** Yönerge 1 **
Okuma metnindeki mahkeme kararına göre aşağıdaki soruları yanıtlayın:
(a) Dava hangi tarihte açılmıştır?
(b) Davacı şirketten alınan hangi cihazda arıza çıkmıştır?
(c) Davacı şirket davalıdan ne kadar tutarındaki ödemeyi rücuen tahsil etmek istemektedir?

** Okuma Metni **
○ ○ ○ ○

Emsal Mahkeme Kararı İstanbul Anadolu 3. Asliye Ticaret Mahkemesi 2015/177 E. 2019/928 K. 19.09.2019 T.

Görüntülediğiniz mahkeme kararı kesinleşmiş bir karardır.

T.C. İstanbul Anadolu 3. ASLİYE TİCARET MAHKEMESİ

ESAS NO : 2015/177 Esas
KARAR NO : 2019/928

DAVA : İtirazın İptali (Ticari Satımdan Kaynaklanan)
DAVA TARİHİ : 03/02/2015
KARAR TARİHİ : 19/09/2019

Mahkememizde görülmekte olan İtirazın İptali (Ticari Satımdan Kaynaklanan) davasının yapılan açık yargılaması sonunda,
GEREĞİ DÜŞÜNÜLDÜ:
Davacı vekili dava dilekçesinde özetle;——– bayii olan müvekkili şirketten aldığı cep telefonunda arıza çıkması üzerine distribütör olan davalı firmaya başvurduğunu, davalı firmanın teknik servisince yapılan incelemede cihazdaki arızanın tüketicinin kullanımından kaynaklandığının tespit edilmesi üzerine tüketicinin müvekkili satıcı firmaya karşı İstanbul —– Tüketici Mahkemesi’nin 2012/1882 E. sayılı dosyası ile dava ikame ettiğini, Mahkemenin tüketici lehine karar vermesi nedeniyle tüketicinin bu kez İstanbul —–. İcra Müdürlüğü”nün 2014/15033 E. sayılı dosyası ile ilamlı icra takibi başlattığını, müvekkili şirket yetkililerince davalı şirkete bu icra takibinin haber verildiğini ve cevaben daha önce yaşanan benzer durumlarda olduğu gibi takip tutarını ödeyerek kendilerine rücu etmelerinin söylendiğini, müvekkil şirketin anılan dosya borcunu ödediğini, bunun üzerine davalı aleyhine takip başlatıldığı, ancak davalı şirketin aralarındaki süre gelen uygulamaya da aykırı olarak, başlatılan İstanbul Anadolu ————–. İcra Müdürlüğü’nün 2014/18073 E. sayılı dosyasına ödeme yapmak yerine haksız yere itiraz etmiş olduğunu ve takibi durdurduğunu, müvekkili davacı şirketin 6502 sayılı Kanun’un 11. maddesinin 2. fıkrasında belirtilen müteselsil sorumluluk ilkesi ve genel hükümler gereğince yaptığı 1.537,91.-TL tutarındaki ödemeyi davalıdan rücuen tahsil edebilmek ve takibin devamını sağlamak amacıyla huzurdaki itirazın iptali davasını ikame ettiğini ifade ederek, davalının İstanbul Anadolu —–. İcra Müdürlüğü’nün 2014/18073 E. sayılı dosyasındaki itirazının iptaline ve takibin devamına, davalının icra inkar tazminatı ödemeye mahkum edilmesine ve yargılama giderleri ile vekalet ücretinin de davalı tarafa yükletilmesine karar verilmesini talep ve dava etmiştir.

○ ○ ○ ○

** Verilen Veriler **
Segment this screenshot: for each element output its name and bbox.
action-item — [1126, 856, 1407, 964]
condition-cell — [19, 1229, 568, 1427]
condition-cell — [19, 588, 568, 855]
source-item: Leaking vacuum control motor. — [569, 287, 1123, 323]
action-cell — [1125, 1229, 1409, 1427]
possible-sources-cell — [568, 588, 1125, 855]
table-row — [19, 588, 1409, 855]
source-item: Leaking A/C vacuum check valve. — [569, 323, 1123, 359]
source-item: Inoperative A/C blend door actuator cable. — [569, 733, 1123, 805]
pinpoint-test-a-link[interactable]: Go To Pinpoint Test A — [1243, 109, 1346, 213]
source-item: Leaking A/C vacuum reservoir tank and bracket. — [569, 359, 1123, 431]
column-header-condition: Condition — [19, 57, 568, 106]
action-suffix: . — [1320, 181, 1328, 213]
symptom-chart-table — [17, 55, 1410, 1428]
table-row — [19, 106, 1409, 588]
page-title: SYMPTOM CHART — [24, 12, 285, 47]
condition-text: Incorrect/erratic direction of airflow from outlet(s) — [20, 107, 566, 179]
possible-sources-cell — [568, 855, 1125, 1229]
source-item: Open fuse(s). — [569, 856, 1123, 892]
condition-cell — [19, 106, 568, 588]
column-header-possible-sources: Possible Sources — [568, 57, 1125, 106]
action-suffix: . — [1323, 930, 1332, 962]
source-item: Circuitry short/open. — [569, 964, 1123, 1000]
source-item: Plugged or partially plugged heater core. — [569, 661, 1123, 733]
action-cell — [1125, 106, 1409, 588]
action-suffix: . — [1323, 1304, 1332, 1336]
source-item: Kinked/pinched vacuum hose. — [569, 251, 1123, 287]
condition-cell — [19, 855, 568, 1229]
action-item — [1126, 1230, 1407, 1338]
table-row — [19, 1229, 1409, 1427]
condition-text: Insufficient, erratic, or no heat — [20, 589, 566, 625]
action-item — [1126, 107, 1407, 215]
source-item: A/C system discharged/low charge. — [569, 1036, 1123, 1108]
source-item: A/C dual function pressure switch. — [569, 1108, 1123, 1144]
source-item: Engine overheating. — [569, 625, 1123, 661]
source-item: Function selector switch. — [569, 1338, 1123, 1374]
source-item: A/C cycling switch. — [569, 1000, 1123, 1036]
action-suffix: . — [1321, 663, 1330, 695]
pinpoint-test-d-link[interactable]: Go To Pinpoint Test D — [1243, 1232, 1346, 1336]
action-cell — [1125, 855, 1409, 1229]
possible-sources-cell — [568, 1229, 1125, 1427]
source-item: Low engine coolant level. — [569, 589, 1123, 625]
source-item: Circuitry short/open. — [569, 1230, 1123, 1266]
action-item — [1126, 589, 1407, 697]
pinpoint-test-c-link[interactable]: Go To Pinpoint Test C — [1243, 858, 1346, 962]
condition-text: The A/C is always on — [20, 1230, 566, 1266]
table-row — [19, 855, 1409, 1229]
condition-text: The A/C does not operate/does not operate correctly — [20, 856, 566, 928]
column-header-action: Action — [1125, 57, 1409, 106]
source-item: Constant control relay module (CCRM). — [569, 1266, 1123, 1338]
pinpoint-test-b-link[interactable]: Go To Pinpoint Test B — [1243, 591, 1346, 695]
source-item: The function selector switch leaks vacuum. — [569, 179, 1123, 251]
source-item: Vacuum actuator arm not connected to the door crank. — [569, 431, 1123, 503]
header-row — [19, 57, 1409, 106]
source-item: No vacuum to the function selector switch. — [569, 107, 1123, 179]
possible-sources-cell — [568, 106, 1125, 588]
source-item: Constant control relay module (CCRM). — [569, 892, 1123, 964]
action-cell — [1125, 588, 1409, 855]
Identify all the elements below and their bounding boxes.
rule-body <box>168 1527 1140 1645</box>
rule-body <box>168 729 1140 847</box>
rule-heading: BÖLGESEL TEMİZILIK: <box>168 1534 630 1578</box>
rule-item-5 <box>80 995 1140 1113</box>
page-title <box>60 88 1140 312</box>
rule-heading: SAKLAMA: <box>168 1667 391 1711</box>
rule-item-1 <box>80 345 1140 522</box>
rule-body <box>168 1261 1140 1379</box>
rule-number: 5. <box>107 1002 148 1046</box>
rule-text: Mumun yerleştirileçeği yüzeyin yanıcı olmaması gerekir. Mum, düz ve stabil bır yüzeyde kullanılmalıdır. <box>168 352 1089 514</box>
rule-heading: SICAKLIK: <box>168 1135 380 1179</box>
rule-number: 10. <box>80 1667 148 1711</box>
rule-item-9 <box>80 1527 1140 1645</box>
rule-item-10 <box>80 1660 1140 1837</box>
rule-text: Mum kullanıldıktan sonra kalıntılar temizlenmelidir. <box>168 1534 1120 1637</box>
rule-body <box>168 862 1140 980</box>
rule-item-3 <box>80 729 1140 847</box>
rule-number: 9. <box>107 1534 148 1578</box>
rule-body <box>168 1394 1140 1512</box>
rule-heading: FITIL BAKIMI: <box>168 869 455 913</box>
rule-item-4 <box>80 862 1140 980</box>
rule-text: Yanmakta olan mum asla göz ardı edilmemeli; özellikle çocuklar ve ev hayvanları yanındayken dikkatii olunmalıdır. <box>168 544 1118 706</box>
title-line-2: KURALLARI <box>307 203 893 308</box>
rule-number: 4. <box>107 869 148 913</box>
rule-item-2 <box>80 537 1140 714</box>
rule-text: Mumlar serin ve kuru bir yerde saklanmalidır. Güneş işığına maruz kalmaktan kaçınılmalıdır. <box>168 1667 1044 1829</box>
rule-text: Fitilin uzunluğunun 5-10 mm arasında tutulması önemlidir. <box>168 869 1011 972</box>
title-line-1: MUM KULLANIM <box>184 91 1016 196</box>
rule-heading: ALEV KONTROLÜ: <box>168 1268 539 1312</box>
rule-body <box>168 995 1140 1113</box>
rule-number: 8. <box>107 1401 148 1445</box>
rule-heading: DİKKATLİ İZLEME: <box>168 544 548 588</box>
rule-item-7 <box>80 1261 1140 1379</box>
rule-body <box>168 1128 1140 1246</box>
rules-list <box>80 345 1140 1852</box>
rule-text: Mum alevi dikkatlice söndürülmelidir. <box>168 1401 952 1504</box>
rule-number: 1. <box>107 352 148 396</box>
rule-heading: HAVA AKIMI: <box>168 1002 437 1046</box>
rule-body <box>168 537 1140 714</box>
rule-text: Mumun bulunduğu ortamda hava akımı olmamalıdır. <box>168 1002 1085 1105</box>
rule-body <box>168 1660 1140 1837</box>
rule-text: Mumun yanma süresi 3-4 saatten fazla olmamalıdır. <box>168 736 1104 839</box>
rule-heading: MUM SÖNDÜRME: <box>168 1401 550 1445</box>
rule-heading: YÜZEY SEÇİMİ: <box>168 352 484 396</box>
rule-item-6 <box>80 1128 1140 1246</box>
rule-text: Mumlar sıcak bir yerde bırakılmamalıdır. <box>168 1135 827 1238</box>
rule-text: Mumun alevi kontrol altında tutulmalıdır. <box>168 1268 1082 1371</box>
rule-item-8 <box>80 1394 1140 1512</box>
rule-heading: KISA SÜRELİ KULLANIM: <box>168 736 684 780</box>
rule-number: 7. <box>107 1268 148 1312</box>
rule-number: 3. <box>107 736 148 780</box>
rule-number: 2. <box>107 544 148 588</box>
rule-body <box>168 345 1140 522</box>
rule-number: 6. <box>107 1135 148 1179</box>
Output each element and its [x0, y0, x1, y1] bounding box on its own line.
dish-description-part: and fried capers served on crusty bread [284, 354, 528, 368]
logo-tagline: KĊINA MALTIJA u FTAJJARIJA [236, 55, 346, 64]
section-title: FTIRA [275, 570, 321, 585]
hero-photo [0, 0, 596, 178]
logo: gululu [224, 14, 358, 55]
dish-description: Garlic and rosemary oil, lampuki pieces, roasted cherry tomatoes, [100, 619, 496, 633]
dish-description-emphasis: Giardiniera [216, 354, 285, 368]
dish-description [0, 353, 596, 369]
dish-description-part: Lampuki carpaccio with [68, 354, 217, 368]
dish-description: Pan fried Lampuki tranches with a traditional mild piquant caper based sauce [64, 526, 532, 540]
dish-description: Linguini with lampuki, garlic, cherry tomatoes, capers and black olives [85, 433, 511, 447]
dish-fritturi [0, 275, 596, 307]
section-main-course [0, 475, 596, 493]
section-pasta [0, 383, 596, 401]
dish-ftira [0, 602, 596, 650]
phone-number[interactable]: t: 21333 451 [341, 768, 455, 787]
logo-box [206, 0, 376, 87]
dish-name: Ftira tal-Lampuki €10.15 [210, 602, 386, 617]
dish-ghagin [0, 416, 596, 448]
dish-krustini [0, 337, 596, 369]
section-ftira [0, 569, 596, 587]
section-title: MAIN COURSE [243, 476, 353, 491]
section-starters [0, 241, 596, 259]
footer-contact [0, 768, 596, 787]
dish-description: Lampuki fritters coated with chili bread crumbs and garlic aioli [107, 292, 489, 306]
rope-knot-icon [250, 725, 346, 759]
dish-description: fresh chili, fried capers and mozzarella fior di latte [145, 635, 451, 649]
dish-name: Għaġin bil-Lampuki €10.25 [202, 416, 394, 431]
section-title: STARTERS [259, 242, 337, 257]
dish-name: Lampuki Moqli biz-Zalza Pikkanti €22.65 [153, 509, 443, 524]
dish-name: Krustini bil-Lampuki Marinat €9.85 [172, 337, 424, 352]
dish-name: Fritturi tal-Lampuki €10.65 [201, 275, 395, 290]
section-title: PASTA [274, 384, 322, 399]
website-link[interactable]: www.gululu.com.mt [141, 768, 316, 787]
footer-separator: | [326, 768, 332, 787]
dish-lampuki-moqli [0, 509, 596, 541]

○ ○ ○ ○

** Yönerge 2 **
Kayıtların ilk satırıyla açılıp "source-item: Leaking A/C vacuum check" ifadesini içeren satırla kapanan bölümü, iki uç da dahil olmak üzere, Sıra ve Satır sütunlarından oluşan bir Markdown tablosu olarak düzenler misiniz? Boş satırları tabloya almayın.

** Alıştırma Sonucu 1 **
(a) 03/02/2015
(b) Cep telefonunda
(c) 1.537,91 TL

** Alıştırma Sonucu 2 **
| Sıra | Satır |
|---|---|
| 1 | Segment this screenshot: for each element output its name and bbox. |
| 2 | action-item — [1126, 856, 1407, 964] |
| 3 | condition-cell — [19, 1229, 568, 1427] |
| 4 | condition-cell — [19, 588, 568, 855] |
| 5 | source-item: Leaking vacuum control motor. — [569, 287, 1123, 323] |
| 6 | action-cell — [1125, 1229, 1409, 1427] |
| 7 | possible-sources-cell — [568, 588, 1125, 855] |
| 8 | table-row — [19, 588, 1409, 855] |
| 9 | source-item: Leaking A/C vacuum check valve. — [569, 323, 1123, 359] |